• TASK GOAL: Retype the data below without altering anything.

Data records
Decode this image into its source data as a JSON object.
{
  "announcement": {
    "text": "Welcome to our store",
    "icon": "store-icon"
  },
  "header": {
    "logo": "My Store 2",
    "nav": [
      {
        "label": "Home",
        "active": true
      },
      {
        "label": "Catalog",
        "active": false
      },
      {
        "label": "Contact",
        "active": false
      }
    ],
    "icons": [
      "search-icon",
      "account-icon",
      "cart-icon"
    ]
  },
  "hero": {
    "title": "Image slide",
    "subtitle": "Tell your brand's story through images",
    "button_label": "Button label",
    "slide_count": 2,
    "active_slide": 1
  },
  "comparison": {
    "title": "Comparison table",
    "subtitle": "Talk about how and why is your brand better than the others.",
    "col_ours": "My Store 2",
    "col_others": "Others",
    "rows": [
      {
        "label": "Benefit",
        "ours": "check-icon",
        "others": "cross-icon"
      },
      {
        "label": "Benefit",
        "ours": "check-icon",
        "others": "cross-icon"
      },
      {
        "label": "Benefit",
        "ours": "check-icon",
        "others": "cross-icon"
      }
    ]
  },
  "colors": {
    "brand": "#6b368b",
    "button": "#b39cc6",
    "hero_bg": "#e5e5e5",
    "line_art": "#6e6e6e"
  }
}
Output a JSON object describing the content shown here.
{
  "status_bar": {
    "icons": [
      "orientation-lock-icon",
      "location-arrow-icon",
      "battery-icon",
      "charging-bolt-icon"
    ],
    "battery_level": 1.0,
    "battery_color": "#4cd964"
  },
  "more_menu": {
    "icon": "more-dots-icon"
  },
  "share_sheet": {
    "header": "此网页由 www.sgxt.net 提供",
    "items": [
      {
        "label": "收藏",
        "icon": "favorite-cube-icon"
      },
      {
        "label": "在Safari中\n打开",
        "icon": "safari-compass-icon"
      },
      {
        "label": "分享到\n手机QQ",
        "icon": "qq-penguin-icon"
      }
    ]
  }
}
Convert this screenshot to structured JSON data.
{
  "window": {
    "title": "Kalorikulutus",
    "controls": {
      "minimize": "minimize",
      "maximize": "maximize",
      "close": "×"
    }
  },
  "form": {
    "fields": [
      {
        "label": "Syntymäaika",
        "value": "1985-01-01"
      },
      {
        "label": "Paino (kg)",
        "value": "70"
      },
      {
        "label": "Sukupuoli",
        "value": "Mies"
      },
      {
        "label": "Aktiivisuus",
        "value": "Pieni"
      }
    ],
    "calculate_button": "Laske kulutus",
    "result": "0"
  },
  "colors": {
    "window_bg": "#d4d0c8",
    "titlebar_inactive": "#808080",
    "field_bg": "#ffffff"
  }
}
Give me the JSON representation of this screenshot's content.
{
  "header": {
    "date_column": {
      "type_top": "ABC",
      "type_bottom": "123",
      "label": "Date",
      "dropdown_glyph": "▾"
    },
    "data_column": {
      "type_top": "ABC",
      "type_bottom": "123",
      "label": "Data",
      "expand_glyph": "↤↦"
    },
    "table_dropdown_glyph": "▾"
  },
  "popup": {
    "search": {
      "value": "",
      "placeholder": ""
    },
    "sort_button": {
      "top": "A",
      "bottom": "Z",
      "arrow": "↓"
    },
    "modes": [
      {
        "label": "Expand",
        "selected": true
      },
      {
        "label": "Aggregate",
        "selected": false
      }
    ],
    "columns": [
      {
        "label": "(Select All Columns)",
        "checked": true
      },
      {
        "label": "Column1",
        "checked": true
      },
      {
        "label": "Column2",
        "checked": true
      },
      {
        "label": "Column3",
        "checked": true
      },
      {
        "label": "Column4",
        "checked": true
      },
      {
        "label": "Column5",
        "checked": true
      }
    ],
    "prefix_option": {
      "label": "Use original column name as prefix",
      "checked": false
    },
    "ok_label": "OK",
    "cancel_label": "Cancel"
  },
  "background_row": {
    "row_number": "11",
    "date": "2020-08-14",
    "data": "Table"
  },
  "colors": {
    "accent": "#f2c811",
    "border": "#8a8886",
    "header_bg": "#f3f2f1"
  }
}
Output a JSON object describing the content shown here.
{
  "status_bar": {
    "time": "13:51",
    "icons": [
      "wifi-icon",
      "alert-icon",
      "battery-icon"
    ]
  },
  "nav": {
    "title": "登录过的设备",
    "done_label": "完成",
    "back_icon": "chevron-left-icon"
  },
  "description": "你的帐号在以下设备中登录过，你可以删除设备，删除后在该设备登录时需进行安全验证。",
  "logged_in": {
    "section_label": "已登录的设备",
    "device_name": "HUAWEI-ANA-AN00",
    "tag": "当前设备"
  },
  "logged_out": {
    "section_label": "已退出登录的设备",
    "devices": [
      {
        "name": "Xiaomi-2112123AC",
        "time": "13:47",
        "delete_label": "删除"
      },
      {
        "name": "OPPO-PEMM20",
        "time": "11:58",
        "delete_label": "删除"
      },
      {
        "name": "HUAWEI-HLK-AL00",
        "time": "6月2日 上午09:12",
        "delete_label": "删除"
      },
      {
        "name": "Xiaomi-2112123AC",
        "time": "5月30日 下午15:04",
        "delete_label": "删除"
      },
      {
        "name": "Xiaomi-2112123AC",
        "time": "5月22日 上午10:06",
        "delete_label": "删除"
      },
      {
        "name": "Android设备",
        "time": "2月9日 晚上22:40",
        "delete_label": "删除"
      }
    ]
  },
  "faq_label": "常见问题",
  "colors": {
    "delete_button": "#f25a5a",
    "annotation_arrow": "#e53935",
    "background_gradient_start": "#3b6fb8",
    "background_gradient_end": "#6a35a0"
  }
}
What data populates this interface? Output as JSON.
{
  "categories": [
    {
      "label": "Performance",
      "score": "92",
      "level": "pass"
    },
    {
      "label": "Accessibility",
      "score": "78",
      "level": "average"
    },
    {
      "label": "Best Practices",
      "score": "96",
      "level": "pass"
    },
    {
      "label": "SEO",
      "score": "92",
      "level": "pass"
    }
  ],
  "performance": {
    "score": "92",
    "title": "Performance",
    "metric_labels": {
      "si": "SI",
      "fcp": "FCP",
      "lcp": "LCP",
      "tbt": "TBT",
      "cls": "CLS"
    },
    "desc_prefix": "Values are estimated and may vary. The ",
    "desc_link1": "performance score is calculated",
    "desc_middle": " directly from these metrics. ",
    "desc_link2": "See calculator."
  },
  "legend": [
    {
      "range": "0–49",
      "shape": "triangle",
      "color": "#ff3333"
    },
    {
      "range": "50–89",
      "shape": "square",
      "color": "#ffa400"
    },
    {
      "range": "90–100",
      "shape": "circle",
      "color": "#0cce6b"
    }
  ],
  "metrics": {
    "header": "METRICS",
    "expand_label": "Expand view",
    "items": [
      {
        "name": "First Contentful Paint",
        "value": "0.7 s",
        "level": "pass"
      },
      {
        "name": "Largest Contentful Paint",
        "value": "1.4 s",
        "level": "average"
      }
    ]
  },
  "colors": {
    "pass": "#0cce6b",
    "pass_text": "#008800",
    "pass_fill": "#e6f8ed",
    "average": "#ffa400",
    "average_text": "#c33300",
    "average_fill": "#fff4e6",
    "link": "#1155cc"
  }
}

• FINISHED TASK:
Decode this image into its source data as a JSON object.
{
  "announcement": {
    "text": "Welcome to our store",
    "icon": "store-icon"
  },
  "header": {
    "logo": "My Store 2",
    "nav": [
      {
        "label": "Home",
        "active": true
      },
      {
        "label": "Catalog",
        "active": false
      },
      {
        "label": "Contact",
        "active": false
      }
    ],
    "icons": [
      "search-icon",
      "account-icon",
      "cart-icon"
    ]
  },
  "hero": {
    "title": "Image slide",
    "subtitle": "Tell your brand's story through images",
    "button_label": "Button label",
    "slide_count": 2,
    "active_slide": 1
  },
  "comparison": {
    "title": "Comparison table",
    "subtitle": "Talk about how and why is your brand better than the others.",
    "col_ours": "My Store 2",
    "col_others": "Others",
    "rows": [
      {
        "label": "Benefit",
        "ours": "check-icon",
        "others": "cross-icon"
      },
      {
        "label": "Benefit",
        "ours": "check-icon",
        "others": "cross-icon"
      },
      {
        "label": "Benefit",
        "ours": "check-icon",
        "others": "cross-icon"
      }
    ]
  },
  "colors": {
    "brand": "#6b368b",
    "button": "#b39cc6",
    "hero_bg": "#e5e5e5",
    "line_art": "#6e6e6e"
  }
}
Output a JSON object describing the content shown here.
{
  "status_bar": {
    "icons": [
      "orientation-lock-icon",
      "location-arrow-icon",
      "battery-icon",
      "charging-bolt-icon"
    ],
    "battery_level": 1.0,
    "battery_color": "#4cd964"
  },
  "more_menu": {
    "icon": "more-dots-icon"
  },
  "share_sheet": {
    "header": "此网页由 www.sgxt.net 提供",
    "items": [
      {
        "label": "收藏",
        "icon": "favorite-cube-icon"
      },
      {
        "label": "在Safari中\n打开",
        "icon": "safari-compass-icon"
      },
      {
        "label": "分享到\n手机QQ",
        "icon": "qq-penguin-icon"
      }
    ]
  }
}
Convert this screenshot to structured JSON data.
{
  "window": {
    "title": "Kalorikulutus",
    "controls": {
      "minimize": "minimize",
      "maximize": "maximize",
      "close": "×"
    }
  },
  "form": {
    "fields": [
      {
        "label": "Syntymäaika",
        "value": "1985-01-01"
      },
      {
        "label": "Paino (kg)",
        "value": "70"
      },
      {
        "label": "Sukupuoli",
        "value": "Mies"
      },
      {
        "label": "Aktiivisuus",
        "value": "Pieni"
      }
    ],
    "calculate_button": "Laske kulutus",
    "result": "0"
  },
  "colors": {
    "window_bg": "#d4d0c8",
    "titlebar_inactive": "#808080",
    "field_bg": "#ffffff"
  }
}
Give me the JSON representation of this screenshot's content.
{
  "header": {
    "date_column": {
      "type_top": "ABC",
      "type_bottom": "123",
      "label": "Date",
      "dropdown_glyph": "▾"
    },
    "data_column": {
      "type_top": "ABC",
      "type_bottom": "123",
      "label": "Data",
      "expand_glyph": "↤↦"
    },
    "table_dropdown_glyph": "▾"
  },
  "popup": {
    "search": {
      "value": "",
      "placeholder": ""
    },
    "sort_button": {
      "top": "A",
      "bottom": "Z",
      "arrow": "↓"
    },
    "modes": [
      {
        "label": "Expand",
        "selected": true
      },
      {
        "label": "Aggregate",
        "selected": false
      }
    ],
    "columns": [
      {
        "label": "(Select All Columns)",
        "checked": true
      },
      {
        "label": "Column1",
        "checked": true
      },
      {
        "label": "Column2",
        "checked": true
      },
      {
        "label": "Column3",
        "checked": true
      },
      {
        "label": "Column4",
        "checked": true
      },
      {
        "label": "Column5",
        "checked": true
      }
    ],
    "prefix_option": {
      "label": "Use original column name as prefix",
      "checked": false
    },
    "ok_label": "OK",
    "cancel_label": "Cancel"
  },
  "background_row": {
    "row_number": "11",
    "date": "2020-08-14",
    "data": "Table"
  },
  "colors": {
    "accent": "#f2c811",
    "border": "#8a8886",
    "header_bg": "#f3f2f1"
  }
}
Output a JSON object describing the content shown here.
{
  "status_bar": {
    "time": "13:51",
    "icons": [
      "wifi-icon",
      "alert-icon",
      "battery-icon"
    ]
  },
  "nav": {
    "title": "登录过的设备",
    "done_label": "完成",
    "back_icon": "chevron-left-icon"
  },
  "description": "你的帐号在以下设备中登录过，你可以删除设备，删除后在该设备登录时需进行安全验证。",
  "logged_in": {
    "section_label": "已登录的设备",
    "device_name": "HUAWEI-ANA-AN00",
    "tag": "当前设备"
  },
  "logged_out": {
    "section_label": "已退出登录的设备",
    "devices": [
      {
        "name": "Xiaomi-2112123AC",
        "time": "13:47",
        "delete_label": "删除"
      },
      {
        "name": "OPPO-PEMM20",
        "time": "11:58",
        "delete_label": "删除"
      },
      {
        "name": "HUAWEI-HLK-AL00",
        "time": "6月2日 上午09:12",
        "delete_label": "删除"
      },
      {
        "name": "Xiaomi-2112123AC",
        "time": "5月30日 下午15:04",
        "delete_label": "删除"
      },
      {
        "name": "Xiaomi-2112123AC",
        "time": "5月22日 上午10:06",
        "delete_label": "删除"
      },
      {
        "name": "Android设备",
        "time": "2月9日 晚上22:40",
        "delete_label": "删除"
      }
    ]
  },
  "faq_label": "常见问题",
  "colors": {
    "delete_button": "#f25a5a",
    "annotation_arrow": "#e53935",
    "background_gradient_start": "#3b6fb8",
    "background_gradient_end": "#6a35a0"
  }
}
What data populates this interface? Output as JSON.
{
  "categories": [
    {
      "label": "Performance",
      "score": "92",
      "level": "pass"
    },
    {
      "label": "Accessibility",
      "score": "78",
      "level": "average"
    },
    {
      "label": "Best Practices",
      "score": "96",
      "level": "pass"
    },
    {
      "label": "SEO",
      "score": "92",
      "level": "pass"
    }
  ],
  "performance": {
    "score": "92",
    "title": "Performance",
    "metric_labels": {
      "si": "SI",
      "fcp": "FCP",
      "lcp": "LCP",
      "tbt": "TBT",
      "cls": "CLS"
    },
    "desc_prefix": "Values are estimated and may vary. The ",
    "desc_link1": "performance score is calculated",
    "desc_middle": " directly from these metrics. ",
    "desc_link2": "See calculator."
  },
  "legend": [
    {
      "range": "0–49",
      "shape": "triangle",
      "color": "#ff3333"
    },
    {
      "range": "50–89",
      "shape": "square",
      "color": "#ffa400"
    },
    {
      "range": "90–100",
      "shape": "circle",
      "color": "#0cce6b"
    }
  ],
  "metrics": {
    "header": "METRICS",
    "expand_label": "Expand view",
    "items": [
      {
        "name": "First Contentful Paint",
        "value": "0.7 s",
        "level": "pass"
      },
      {
        "name": "Largest Contentful Paint",
        "value": "1.4 s",
        "level": "average"
      }
    ]
  },
  "colors": {
    "pass": "#0cce6b",
    "pass_text": "#008800",
    "pass_fill": "#e6f8ed",
    "average": "#ffa400",
    "average_text": "#c33300",
    "average_fill": "#fff4e6",
    "link": "#1155cc"
  }
}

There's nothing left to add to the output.